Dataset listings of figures
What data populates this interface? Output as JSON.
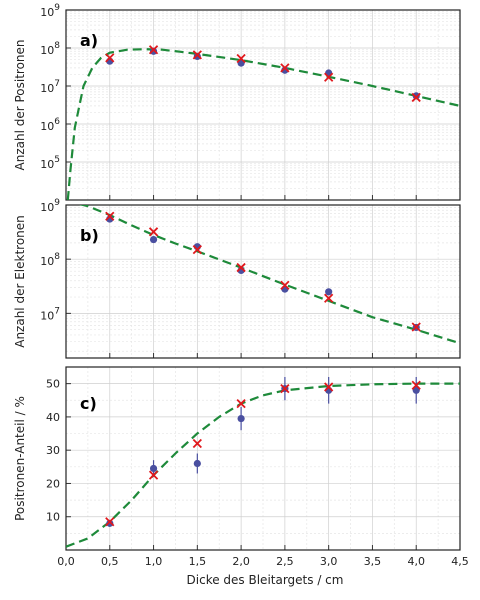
{
  "figure": {
    "xlabel": "Dicke des Bleitargets / cm",
    "x_tick_labels": [
      "0,0",
      "0,5",
      "1,0",
      "1,5",
      "2,0",
      "2,5",
      "3,0",
      "3,5",
      "4,0",
      "4,5"
    ]
  },
  "colors": {
    "circle": "#4a4fa0",
    "cross": "#e0181c",
    "curve": "#1e8a3a"
  },
  "chart_data": [
    {
      "type": "scatter",
      "panel_label": "a)",
      "ylabel": "Anzahl der Positronen",
      "xlim": [
        0,
        4.5
      ],
      "ylim": [
        10000.0,
        1000000000.0
      ],
      "yscale": "log",
      "y_tick_labels": [
        {
          "exp": "5",
          "value": 100000.0
        },
        {
          "exp": "6",
          "value": 1000000.0
        },
        {
          "exp": "7",
          "value": 10000000.0
        },
        {
          "exp": "8",
          "value": 100000000.0
        },
        {
          "exp": "9",
          "value": 1000000000.0
        }
      ],
      "grid": true,
      "series": [
        {
          "marker": "circle",
          "x": [
            0.5,
            1.0,
            1.5,
            2.0,
            2.5,
            3.0,
            4.0
          ],
          "y": [
            45000000.0,
            82000000.0,
            60000000.0,
            40000000.0,
            26000000.0,
            22000000.0,
            5500000.0
          ]
        },
        {
          "marker": "cross",
          "x": [
            0.5,
            1.0,
            1.5,
            2.0,
            2.5,
            3.0,
            4.0
          ],
          "y": [
            55000000.0,
            90000000.0,
            66000000.0,
            53000000.0,
            30000000.0,
            17000000.0,
            5000000.0
          ]
        },
        {
          "marker": "dashed-line",
          "x": [
            0.02,
            0.05,
            0.1,
            0.2,
            0.3,
            0.4,
            0.5,
            0.7,
            0.9,
            1.1,
            1.3,
            1.5,
            2.0,
            2.5,
            3.0,
            3.5,
            4.0,
            4.5
          ],
          "y": [
            10000.0,
            60000.0,
            800000.0,
            10000000.0,
            30000000.0,
            55000000.0,
            75000000.0,
            90000000.0,
            93000000.0,
            90000000.0,
            80000000.0,
            70000000.0,
            48000000.0,
            30000000.0,
            17500000.0,
            10000000.0,
            5500000.0,
            3000000.0
          ]
        }
      ]
    },
    {
      "type": "scatter",
      "panel_label": "b)",
      "ylabel": "Anzahl der Elektronen",
      "xlim": [
        0,
        4.5
      ],
      "ylim": [
        1500000.0,
        1000000000.0
      ],
      "yscale": "log",
      "y_tick_labels": [
        {
          "exp": "7",
          "value": 10000000.0
        },
        {
          "exp": "8",
          "value": 100000000.0
        },
        {
          "exp": "9",
          "value": 1000000000.0
        }
      ],
      "grid": true,
      "series": [
        {
          "marker": "circle",
          "x": [
            0.5,
            1.0,
            1.5,
            2.0,
            2.5,
            3.0,
            4.0
          ],
          "y": [
            550000000.0,
            230000000.0,
            170000000.0,
            62000000.0,
            28000000.0,
            25000000.0,
            5500000.0
          ]
        },
        {
          "marker": "cross",
          "x": [
            0.5,
            1.0,
            1.5,
            2.0,
            2.5,
            3.0,
            4.0
          ],
          "y": [
            620000000.0,
            320000000.0,
            150000000.0,
            70000000.0,
            33000000.0,
            19000000.0,
            5600000.0
          ]
        },
        {
          "marker": "dashed-line",
          "x": [
            0.0,
            0.25,
            0.5,
            0.75,
            1.0,
            1.25,
            1.5,
            2.0,
            2.5,
            3.0,
            3.5,
            4.0,
            4.5
          ],
          "y": [
            1200000000.0,
            950000000.0,
            650000000.0,
            420000000.0,
            280000000.0,
            195000000.0,
            140000000.0,
            70000000.0,
            34000000.0,
            17000000.0,
            8500000.0,
            5000000.0,
            2800000.0
          ]
        }
      ]
    },
    {
      "type": "scatter",
      "panel_label": "c)",
      "ylabel": "Positronen-Anteil / %",
      "xlim": [
        0,
        4.5
      ],
      "ylim": [
        0,
        55
      ],
      "yscale": "linear",
      "y_tick_labels": [
        {
          "text": "10",
          "value": 10
        },
        {
          "text": "20",
          "value": 20
        },
        {
          "text": "30",
          "value": 30
        },
        {
          "text": "40",
          "value": 40
        },
        {
          "text": "50",
          "value": 50
        }
      ],
      "grid": true,
      "series": [
        {
          "marker": "circle",
          "x": [
            0.5,
            1.0,
            1.5,
            2.0,
            2.5,
            3.0,
            4.0
          ],
          "y": [
            8.0,
            24.5,
            26.0,
            39.5,
            48.5,
            48.0,
            48.0
          ],
          "err": [
            1.0,
            2.5,
            3.0,
            3.5,
            3.5,
            4.0,
            4.0
          ]
        },
        {
          "marker": "cross",
          "x": [
            0.5,
            1.0,
            1.5,
            2.0,
            2.5,
            3.0,
            4.0
          ],
          "y": [
            8.5,
            22.5,
            32.0,
            44.0,
            48.5,
            49.0,
            49.5
          ]
        },
        {
          "marker": "dashed-line",
          "x": [
            0.0,
            0.25,
            0.5,
            0.75,
            1.0,
            1.25,
            1.5,
            1.75,
            2.0,
            2.25,
            2.5,
            3.0,
            3.5,
            4.0,
            4.5
          ],
          "y": [
            1.0,
            3.5,
            8.5,
            15.0,
            22.5,
            29.0,
            35.0,
            40.0,
            44.0,
            46.5,
            48.0,
            49.3,
            49.8,
            50.0,
            50.0
          ]
        }
      ]
    }
  ]
}
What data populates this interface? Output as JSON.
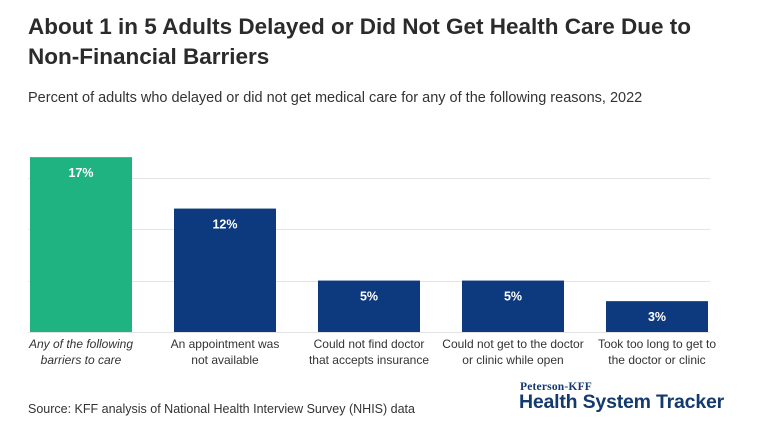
{
  "header": {
    "title": "About 1 in 5 Adults Delayed or Did Not Get Health Care Due to Non-Financial Barriers",
    "subtitle": "Percent of adults who delayed or did not get medical care for any of the following reasons, 2022"
  },
  "footer": {
    "source": "Source: KFF analysis of National Health Interview Survey (NHIS) data",
    "brand_top": "Peterson-KFF",
    "brand_main": "Health System Tracker"
  },
  "colors": {
    "highlight": "#1fb381",
    "primary": "#0d3a7e",
    "grid": "#e4e4e4",
    "label_text": "#ffffff"
  },
  "chart_data": {
    "type": "bar",
    "title": "About 1 in 5 Adults Delayed or Did Not Get Health Care Due to Non-Financial Barriers",
    "subtitle": "Percent of adults who delayed or did not get medical care for any of the following reasons, 2022",
    "categories": [
      [
        "Any of the following",
        "barriers to care"
      ],
      [
        "An appointment was",
        "not available"
      ],
      [
        "Could not find doctor",
        "that accepts insurance"
      ],
      [
        "Could not get to the doctor",
        "or clinic while open"
      ],
      [
        "Took too long to get to",
        "the doctor or clinic"
      ]
    ],
    "values": [
      17,
      12,
      5,
      5,
      3
    ],
    "data_labels": [
      "17%",
      "12%",
      "5%",
      "5%",
      "3%"
    ],
    "highlight_index": 0,
    "italic_category_index": 0,
    "ylim": [
      0,
      17.5
    ],
    "gridlines": [
      0,
      5,
      10,
      15
    ],
    "xlabel": "",
    "ylabel": "",
    "legend": "none"
  }
}
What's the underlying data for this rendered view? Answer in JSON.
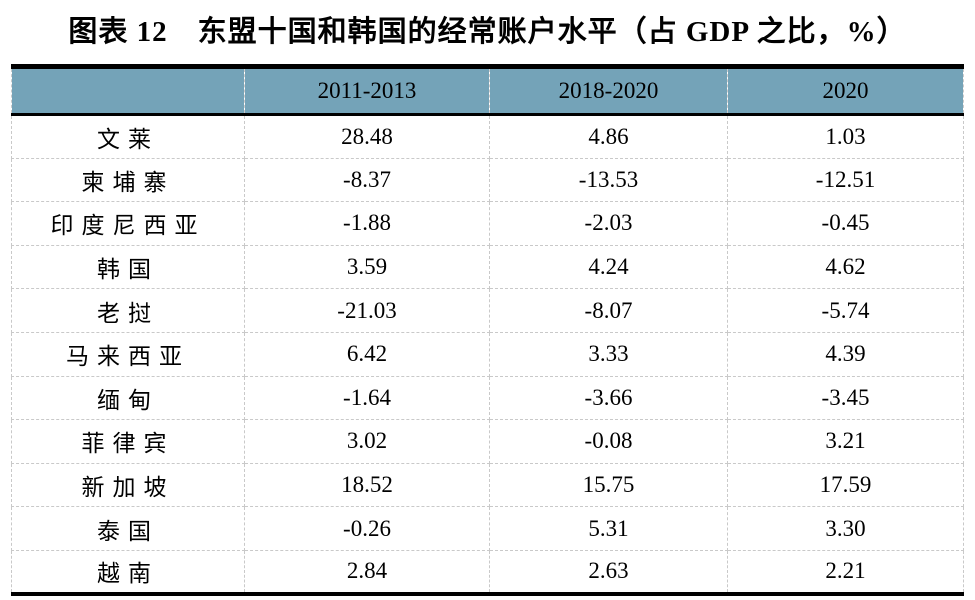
{
  "title": "图表 12　东盟十国和韩国的经常账户水平（占 GDP 之比，%）",
  "colors": {
    "header_bg": "#74A3B8",
    "text": "#000000",
    "grid_dashed": "#c9c9c9",
    "rule": "#000000"
  },
  "table": {
    "columns": [
      "",
      "2011-2013",
      "2018-2020",
      "2020"
    ],
    "rows": [
      {
        "country": "文莱",
        "v1": "28.48",
        "v2": "4.86",
        "v3": "1.03"
      },
      {
        "country": "柬埔寨",
        "v1": "-8.37",
        "v2": "-13.53",
        "v3": "-12.51"
      },
      {
        "country": "印度尼西亚",
        "v1": "-1.88",
        "v2": "-2.03",
        "v3": "-0.45"
      },
      {
        "country": "韩国",
        "v1": "3.59",
        "v2": "4.24",
        "v3": "4.62"
      },
      {
        "country": "老挝",
        "v1": "-21.03",
        "v2": "-8.07",
        "v3": "-5.74"
      },
      {
        "country": "马来西亚",
        "v1": "6.42",
        "v2": "3.33",
        "v3": "4.39"
      },
      {
        "country": "缅甸",
        "v1": "-1.64",
        "v2": "-3.66",
        "v3": "-3.45"
      },
      {
        "country": "菲律宾",
        "v1": "3.02",
        "v2": "-0.08",
        "v3": "3.21"
      },
      {
        "country": "新加坡",
        "v1": "18.52",
        "v2": "15.75",
        "v3": "17.59"
      },
      {
        "country": "泰国",
        "v1": "-0.26",
        "v2": "5.31",
        "v3": "3.30"
      },
      {
        "country": "越南",
        "v1": "2.84",
        "v2": "2.63",
        "v3": "2.21"
      }
    ]
  },
  "chart_data": {
    "type": "table",
    "title": "图表 12 东盟十国和韩国的经常账户水平（占 GDP 之比，%）",
    "row_labels": [
      "文莱",
      "柬埔寨",
      "印度尼西亚",
      "韩国",
      "老挝",
      "马来西亚",
      "缅甸",
      "菲律宾",
      "新加坡",
      "泰国",
      "越南"
    ],
    "series": [
      {
        "name": "2011-2013",
        "values": [
          28.48,
          -8.37,
          -1.88,
          3.59,
          -21.03,
          6.42,
          -1.64,
          3.02,
          18.52,
          -0.26,
          2.84
        ]
      },
      {
        "name": "2018-2020",
        "values": [
          4.86,
          -13.53,
          -2.03,
          4.24,
          -8.07,
          3.33,
          -3.66,
          -0.08,
          15.75,
          5.31,
          2.63
        ]
      },
      {
        "name": "2020",
        "values": [
          1.03,
          -12.51,
          -0.45,
          4.62,
          -5.74,
          4.39,
          -3.45,
          3.21,
          17.59,
          3.3,
          2.21
        ]
      }
    ]
  }
}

EXERCISE GOAL
Select, from the listing, all lines that include the word "Percent".

REPLY TO THE EXERCISE
    "subtitle": "Percent of adults who delayed or did not get medical care for any of the following reasons, 2022"
    "subtitle": "Percent of adults who delayed or did not get medical care for any of the following reasons, 2022",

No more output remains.